## start INPUT RECORDS

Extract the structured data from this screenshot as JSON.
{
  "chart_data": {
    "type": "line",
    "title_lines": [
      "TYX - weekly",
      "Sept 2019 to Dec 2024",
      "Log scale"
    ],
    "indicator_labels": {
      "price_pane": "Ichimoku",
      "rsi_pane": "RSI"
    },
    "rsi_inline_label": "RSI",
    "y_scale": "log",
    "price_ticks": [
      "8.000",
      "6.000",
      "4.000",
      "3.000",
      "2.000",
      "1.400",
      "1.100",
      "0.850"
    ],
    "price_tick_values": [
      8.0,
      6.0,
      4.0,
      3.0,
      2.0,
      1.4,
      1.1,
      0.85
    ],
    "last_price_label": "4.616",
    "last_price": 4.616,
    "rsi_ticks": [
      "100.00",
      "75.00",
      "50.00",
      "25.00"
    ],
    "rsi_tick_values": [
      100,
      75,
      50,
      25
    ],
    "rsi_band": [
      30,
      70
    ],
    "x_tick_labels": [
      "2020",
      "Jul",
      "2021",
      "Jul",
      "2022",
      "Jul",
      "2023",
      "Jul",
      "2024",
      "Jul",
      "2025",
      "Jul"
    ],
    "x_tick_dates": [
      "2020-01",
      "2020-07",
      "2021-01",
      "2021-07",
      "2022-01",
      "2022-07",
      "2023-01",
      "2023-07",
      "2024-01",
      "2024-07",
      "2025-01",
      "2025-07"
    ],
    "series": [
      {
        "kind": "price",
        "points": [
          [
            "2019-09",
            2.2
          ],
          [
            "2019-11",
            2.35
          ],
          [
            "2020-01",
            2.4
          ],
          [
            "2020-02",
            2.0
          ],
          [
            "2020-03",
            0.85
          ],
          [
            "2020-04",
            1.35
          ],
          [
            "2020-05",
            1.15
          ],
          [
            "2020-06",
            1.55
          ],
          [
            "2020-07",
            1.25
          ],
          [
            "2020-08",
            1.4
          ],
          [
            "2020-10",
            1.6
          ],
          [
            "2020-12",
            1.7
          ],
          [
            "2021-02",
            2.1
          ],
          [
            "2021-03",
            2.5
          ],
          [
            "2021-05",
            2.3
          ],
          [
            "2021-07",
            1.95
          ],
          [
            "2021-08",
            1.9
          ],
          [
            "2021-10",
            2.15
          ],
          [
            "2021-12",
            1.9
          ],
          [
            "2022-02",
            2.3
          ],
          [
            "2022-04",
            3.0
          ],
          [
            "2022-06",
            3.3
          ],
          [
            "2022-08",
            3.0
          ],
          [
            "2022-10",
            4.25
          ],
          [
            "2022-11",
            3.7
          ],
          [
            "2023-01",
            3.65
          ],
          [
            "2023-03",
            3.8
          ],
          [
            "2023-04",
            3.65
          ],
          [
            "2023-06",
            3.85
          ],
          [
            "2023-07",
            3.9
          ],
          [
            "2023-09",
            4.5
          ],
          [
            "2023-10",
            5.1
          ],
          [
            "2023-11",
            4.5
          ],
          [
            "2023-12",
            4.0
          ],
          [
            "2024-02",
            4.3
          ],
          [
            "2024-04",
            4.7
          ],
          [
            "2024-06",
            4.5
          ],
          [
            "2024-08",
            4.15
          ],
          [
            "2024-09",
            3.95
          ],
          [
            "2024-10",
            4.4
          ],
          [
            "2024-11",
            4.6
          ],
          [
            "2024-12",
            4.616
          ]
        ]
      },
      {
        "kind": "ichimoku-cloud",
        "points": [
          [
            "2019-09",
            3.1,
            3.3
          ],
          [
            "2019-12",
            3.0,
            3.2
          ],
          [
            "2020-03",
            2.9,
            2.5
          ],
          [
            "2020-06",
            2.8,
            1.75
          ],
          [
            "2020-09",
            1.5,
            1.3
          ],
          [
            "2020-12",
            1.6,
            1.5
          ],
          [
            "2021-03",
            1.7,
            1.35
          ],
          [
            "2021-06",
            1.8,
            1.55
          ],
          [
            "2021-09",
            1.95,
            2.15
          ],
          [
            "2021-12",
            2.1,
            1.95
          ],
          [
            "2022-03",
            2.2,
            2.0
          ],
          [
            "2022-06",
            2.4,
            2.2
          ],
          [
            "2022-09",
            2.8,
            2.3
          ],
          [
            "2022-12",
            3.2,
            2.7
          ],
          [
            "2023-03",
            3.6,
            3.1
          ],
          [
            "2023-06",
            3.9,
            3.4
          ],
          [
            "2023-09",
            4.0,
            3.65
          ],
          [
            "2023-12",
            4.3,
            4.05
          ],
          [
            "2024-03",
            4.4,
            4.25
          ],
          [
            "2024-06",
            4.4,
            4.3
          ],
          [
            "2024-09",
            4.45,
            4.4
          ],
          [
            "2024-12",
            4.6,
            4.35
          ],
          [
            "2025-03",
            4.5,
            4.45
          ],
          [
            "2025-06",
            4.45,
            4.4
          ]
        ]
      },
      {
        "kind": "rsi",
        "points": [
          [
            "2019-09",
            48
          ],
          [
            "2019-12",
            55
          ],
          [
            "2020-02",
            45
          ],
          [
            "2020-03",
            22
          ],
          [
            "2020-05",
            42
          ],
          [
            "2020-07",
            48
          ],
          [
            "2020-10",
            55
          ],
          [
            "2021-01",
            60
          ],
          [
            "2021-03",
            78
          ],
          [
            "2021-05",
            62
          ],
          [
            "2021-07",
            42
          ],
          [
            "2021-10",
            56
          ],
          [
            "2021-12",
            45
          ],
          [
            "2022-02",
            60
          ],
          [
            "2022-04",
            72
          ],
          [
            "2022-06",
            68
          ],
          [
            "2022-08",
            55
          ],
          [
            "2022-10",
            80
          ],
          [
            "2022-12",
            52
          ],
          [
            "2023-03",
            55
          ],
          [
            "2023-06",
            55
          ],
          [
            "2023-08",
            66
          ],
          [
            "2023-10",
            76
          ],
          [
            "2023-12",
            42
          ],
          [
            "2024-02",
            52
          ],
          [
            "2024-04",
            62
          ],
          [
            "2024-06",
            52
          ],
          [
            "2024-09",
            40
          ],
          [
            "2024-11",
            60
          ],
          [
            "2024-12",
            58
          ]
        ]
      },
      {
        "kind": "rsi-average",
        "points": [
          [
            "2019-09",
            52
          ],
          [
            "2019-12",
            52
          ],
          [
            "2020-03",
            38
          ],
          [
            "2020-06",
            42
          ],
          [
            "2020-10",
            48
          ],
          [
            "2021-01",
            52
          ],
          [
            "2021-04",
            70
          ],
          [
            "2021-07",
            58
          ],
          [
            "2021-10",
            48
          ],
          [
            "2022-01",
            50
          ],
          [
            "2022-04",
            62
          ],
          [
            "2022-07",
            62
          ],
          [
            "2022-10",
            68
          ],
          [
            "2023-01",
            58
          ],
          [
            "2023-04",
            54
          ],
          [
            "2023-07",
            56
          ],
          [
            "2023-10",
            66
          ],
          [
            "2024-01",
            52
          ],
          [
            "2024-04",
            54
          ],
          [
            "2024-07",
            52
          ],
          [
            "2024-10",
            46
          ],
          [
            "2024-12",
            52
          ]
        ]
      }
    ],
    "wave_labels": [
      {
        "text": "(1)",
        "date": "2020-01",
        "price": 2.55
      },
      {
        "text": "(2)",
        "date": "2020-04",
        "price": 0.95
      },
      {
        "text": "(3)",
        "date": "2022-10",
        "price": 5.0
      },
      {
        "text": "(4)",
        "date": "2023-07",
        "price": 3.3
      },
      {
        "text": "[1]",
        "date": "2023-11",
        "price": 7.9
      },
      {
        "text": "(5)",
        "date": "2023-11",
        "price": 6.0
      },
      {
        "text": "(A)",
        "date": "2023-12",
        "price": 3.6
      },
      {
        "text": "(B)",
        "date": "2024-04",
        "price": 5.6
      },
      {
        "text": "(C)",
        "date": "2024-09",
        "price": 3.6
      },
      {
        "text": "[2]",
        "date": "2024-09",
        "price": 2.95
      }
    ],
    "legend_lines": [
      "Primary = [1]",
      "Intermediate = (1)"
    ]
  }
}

## end INPUT RECORDS

• [REQUIRED WORK] How many lines of the listing above include the word "kind"? State the number and nothing else.

• [SOLVED PROBLEM] 4